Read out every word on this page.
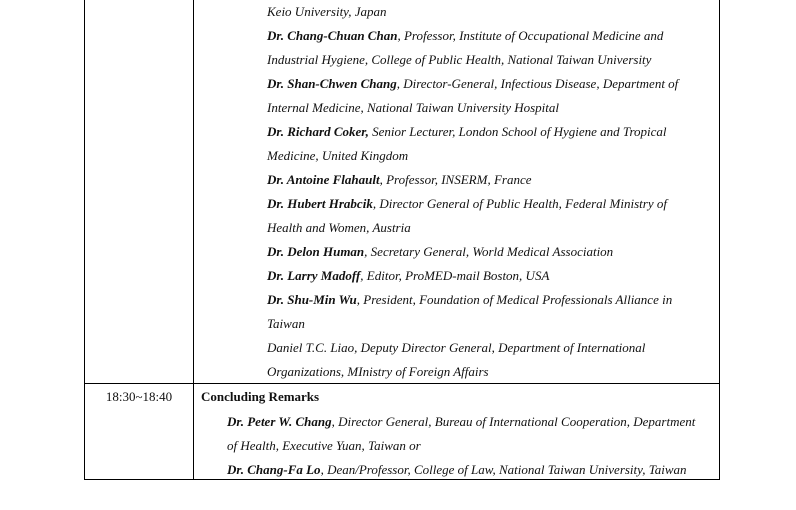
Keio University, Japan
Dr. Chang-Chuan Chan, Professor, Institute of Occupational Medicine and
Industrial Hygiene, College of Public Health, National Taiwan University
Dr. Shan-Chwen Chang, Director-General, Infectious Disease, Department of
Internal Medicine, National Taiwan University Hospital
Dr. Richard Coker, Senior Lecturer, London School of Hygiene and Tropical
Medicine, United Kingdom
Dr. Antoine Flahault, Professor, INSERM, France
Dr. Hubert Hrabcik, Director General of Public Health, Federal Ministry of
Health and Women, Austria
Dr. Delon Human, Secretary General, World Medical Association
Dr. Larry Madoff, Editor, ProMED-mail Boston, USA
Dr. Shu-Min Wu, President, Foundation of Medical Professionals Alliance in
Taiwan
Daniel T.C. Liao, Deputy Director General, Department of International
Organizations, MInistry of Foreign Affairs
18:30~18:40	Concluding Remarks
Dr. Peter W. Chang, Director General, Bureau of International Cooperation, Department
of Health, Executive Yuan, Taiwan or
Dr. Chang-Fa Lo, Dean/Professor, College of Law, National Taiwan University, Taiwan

• **WHAT THIS TASK INVOLVES**:
Every line of the records that includes the word "Taiwan" should be gathered.

• **EXERCISE ANSWER**:
Industrial Hygiene, College of Public Health, National Taiwan University
Internal Medicine, National Taiwan University Hospital
Taiwan
of Health, Executive Yuan, Taiwan or
Dr. Chang-Fa Lo, Dean/Professor, College of Law, National Taiwan University, Taiwan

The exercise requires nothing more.